▶ PROBLEM DESCRIPTION: Go over the entries below line by line, copying each one that contains the word "число".

▶ GIVEN RECORDS:
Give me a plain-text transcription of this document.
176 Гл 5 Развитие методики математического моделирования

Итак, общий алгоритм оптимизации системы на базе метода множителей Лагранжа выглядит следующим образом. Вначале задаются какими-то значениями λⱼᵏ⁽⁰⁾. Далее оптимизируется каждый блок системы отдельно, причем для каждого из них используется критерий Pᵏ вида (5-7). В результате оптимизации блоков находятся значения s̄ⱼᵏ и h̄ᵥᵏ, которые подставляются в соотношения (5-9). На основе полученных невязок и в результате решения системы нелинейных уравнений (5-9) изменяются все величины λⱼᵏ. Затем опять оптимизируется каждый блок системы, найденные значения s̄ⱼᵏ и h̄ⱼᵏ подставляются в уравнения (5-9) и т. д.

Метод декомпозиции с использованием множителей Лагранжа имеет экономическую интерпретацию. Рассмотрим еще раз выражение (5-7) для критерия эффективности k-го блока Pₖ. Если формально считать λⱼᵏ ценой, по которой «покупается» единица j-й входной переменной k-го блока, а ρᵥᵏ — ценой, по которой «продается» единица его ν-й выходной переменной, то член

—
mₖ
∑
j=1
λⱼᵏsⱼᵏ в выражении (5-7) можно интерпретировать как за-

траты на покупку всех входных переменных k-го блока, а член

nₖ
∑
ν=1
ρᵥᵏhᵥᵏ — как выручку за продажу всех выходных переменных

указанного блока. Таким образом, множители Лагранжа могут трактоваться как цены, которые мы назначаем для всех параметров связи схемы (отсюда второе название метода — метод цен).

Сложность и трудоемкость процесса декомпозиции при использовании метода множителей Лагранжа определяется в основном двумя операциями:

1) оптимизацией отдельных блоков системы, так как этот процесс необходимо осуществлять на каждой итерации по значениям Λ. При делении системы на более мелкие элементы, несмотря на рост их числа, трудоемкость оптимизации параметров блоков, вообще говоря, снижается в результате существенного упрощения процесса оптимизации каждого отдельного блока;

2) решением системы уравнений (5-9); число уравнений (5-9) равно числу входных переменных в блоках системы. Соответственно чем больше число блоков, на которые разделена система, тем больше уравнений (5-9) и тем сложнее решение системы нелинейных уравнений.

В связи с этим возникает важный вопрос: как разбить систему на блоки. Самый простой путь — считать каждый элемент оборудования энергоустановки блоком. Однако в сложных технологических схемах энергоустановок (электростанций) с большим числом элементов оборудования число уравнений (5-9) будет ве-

--

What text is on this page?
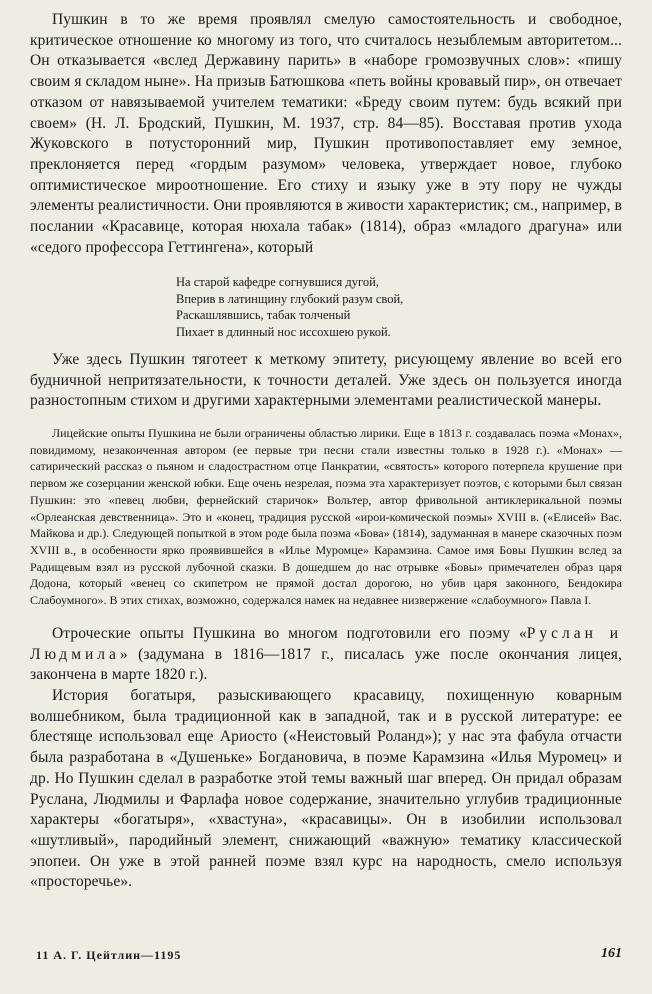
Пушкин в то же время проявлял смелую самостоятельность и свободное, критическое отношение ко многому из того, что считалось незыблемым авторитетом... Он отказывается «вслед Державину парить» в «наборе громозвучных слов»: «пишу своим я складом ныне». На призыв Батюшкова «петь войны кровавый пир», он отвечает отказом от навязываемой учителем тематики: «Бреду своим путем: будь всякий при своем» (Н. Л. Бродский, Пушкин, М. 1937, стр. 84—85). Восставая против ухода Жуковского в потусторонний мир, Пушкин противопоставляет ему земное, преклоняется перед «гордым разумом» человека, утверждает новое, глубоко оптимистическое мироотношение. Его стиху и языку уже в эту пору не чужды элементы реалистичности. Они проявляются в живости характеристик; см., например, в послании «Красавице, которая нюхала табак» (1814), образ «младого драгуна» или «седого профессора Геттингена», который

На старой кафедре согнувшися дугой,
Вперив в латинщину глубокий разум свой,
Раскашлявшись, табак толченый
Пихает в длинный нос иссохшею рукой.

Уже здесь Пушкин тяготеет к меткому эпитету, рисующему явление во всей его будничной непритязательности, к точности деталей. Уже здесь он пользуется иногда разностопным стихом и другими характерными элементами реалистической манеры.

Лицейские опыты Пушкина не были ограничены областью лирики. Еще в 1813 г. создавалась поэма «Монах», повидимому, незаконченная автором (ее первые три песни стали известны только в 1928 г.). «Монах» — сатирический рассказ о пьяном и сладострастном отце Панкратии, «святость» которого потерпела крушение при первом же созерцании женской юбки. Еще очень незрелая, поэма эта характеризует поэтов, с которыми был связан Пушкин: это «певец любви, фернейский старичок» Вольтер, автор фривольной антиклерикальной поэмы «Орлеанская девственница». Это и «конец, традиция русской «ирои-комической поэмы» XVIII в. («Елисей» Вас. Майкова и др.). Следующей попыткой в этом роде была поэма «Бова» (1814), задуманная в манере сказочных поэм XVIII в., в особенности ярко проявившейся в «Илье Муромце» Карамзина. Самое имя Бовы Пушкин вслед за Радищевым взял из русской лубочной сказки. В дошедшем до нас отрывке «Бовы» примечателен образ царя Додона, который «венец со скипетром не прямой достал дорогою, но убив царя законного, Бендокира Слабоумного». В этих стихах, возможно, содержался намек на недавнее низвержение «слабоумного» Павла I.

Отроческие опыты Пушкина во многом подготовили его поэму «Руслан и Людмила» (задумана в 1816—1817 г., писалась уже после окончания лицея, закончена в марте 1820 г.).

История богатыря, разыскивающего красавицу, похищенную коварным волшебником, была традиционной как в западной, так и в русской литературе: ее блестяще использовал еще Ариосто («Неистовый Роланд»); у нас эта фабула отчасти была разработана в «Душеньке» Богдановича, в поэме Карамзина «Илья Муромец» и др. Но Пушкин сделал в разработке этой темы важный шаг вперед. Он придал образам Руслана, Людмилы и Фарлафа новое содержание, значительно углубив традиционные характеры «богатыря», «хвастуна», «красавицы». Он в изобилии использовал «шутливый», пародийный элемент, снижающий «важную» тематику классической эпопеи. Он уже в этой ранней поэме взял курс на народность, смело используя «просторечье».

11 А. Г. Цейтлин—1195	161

▶ PROBLEM SOLUTION:
2) решением системы уравнений (5-9); число уравнений (5-9) равно числу входных переменных в блоках системы. Соответственно чем больше число блоков, на которые разделена система, тем больше уравнений (5-9) и тем сложнее решение системы нелинейных уравнений.
В связи с этим возникает важный вопрос: как разбить систему на блоки. Самый простой путь — считать каждый элемент оборудования энергоустановки блоком. Однако в сложных технологических схемах энергоустановок (электростанций) с большим числом элементов оборудования число уравнений (5-9) будет ве-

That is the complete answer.